## EXERCISE
Present the following entries again, word for word and in full.

* Begin *

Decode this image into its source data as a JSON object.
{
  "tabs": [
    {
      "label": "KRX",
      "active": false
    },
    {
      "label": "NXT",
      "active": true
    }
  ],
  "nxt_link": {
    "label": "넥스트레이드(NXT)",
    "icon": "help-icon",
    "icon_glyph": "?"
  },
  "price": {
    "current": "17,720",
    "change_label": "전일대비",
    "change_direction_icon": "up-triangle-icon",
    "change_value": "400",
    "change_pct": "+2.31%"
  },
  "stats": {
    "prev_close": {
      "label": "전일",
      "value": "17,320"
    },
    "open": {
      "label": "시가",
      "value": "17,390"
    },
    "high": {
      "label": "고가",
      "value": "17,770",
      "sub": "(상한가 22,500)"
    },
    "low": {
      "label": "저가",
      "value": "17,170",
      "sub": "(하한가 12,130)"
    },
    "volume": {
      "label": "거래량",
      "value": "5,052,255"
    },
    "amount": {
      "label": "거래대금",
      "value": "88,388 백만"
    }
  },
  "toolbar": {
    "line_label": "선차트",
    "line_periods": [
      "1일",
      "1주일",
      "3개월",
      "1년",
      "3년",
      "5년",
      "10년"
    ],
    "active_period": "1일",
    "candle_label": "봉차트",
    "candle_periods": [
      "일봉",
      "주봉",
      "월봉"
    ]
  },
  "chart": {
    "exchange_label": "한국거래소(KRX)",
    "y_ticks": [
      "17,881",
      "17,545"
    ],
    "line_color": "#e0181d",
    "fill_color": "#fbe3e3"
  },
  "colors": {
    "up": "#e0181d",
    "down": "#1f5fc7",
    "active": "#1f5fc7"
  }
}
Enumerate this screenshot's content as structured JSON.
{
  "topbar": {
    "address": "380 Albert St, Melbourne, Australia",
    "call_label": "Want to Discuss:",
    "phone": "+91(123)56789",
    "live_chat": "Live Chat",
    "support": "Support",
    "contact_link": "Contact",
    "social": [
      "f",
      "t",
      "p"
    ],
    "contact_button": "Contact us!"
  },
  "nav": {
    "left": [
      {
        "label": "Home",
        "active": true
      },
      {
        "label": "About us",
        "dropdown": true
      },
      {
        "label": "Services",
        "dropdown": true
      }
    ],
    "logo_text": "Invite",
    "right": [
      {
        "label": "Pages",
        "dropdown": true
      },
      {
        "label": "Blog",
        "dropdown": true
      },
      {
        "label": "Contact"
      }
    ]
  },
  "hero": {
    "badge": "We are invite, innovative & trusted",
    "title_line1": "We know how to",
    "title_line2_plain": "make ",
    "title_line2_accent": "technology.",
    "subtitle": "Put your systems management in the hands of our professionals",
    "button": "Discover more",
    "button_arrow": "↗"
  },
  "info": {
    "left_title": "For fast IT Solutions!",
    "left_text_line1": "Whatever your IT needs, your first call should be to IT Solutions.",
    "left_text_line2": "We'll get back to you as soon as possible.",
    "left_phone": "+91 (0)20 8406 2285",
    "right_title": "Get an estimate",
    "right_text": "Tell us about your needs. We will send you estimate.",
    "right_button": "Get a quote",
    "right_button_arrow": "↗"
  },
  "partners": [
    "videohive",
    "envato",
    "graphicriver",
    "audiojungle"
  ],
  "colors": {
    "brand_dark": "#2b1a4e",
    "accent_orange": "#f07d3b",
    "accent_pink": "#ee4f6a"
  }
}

* End *

## ANSWER TO THE TASK
Decode this image into its source data as a JSON object.
{
  "tabs": [
    {
      "label": "KRX",
      "active": false
    },
    {
      "label": "NXT",
      "active": true
    }
  ],
  "nxt_link": {
    "label": "넥스트레이드(NXT)",
    "icon": "help-icon",
    "icon_glyph": "?"
  },
  "price": {
    "current": "17,720",
    "change_label": "전일대비",
    "change_direction_icon": "up-triangle-icon",
    "change_value": "400",
    "change_pct": "+2.31%"
  },
  "stats": {
    "prev_close": {
      "label": "전일",
      "value": "17,320"
    },
    "open": {
      "label": "시가",
      "value": "17,390"
    },
    "high": {
      "label": "고가",
      "value": "17,770",
      "sub": "(상한가 22,500)"
    },
    "low": {
      "label": "저가",
      "value": "17,170",
      "sub": "(하한가 12,130)"
    },
    "volume": {
      "label": "거래량",
      "value": "5,052,255"
    },
    "amount": {
      "label": "거래대금",
      "value": "88,388 백만"
    }
  },
  "toolbar": {
    "line_label": "선차트",
    "line_periods": [
      "1일",
      "1주일",
      "3개월",
      "1년",
      "3년",
      "5년",
      "10년"
    ],
    "active_period": "1일",
    "candle_label": "봉차트",
    "candle_periods": [
      "일봉",
      "주봉",
      "월봉"
    ]
  },
  "chart": {
    "exchange_label": "한국거래소(KRX)",
    "y_ticks": [
      "17,881",
      "17,545"
    ],
    "line_color": "#e0181d",
    "fill_color": "#fbe3e3"
  },
  "colors": {
    "up": "#e0181d",
    "down": "#1f5fc7",
    "active": "#1f5fc7"
  }
}
Enumerate this screenshot's content as structured JSON.
{
  "topbar": {
    "address": "380 Albert St, Melbourne, Australia",
    "call_label": "Want to Discuss:",
    "phone": "+91(123)56789",
    "live_chat": "Live Chat",
    "support": "Support",
    "contact_link": "Contact",
    "social": [
      "f",
      "t",
      "p"
    ],
    "contact_button": "Contact us!"
  },
  "nav": {
    "left": [
      {
        "label": "Home",
        "active": true
      },
      {
        "label": "About us",
        "dropdown": true
      },
      {
        "label": "Services",
        "dropdown": true
      }
    ],
    "logo_text": "Invite",
    "right": [
      {
        "label": "Pages",
        "dropdown": true
      },
      {
        "label": "Blog",
        "dropdown": true
      },
      {
        "label": "Contact"
      }
    ]
  },
  "hero": {
    "badge": "We are invite, innovative & trusted",
    "title_line1": "We know how to",
    "title_line2_plain": "make ",
    "title_line2_accent": "technology.",
    "subtitle": "Put your systems management in the hands of our professionals",
    "button": "Discover more",
    "button_arrow": "↗"
  },
  "info": {
    "left_title": "For fast IT Solutions!",
    "left_text_line1": "Whatever your IT needs, your first call should be to IT Solutions.",
    "left_text_line2": "We'll get back to you as soon as possible.",
    "left_phone": "+91 (0)20 8406 2285",
    "right_title": "Get an estimate",
    "right_text": "Tell us about your needs. We will send you estimate.",
    "right_button": "Get a quote",
    "right_button_arrow": "↗"
  },
  "partners": [
    "videohive",
    "envato",
    "graphicriver",
    "audiojungle"
  ],
  "colors": {
    "brand_dark": "#2b1a4e",
    "accent_orange": "#f07d3b",
    "accent_pink": "#ee4f6a"
  }
}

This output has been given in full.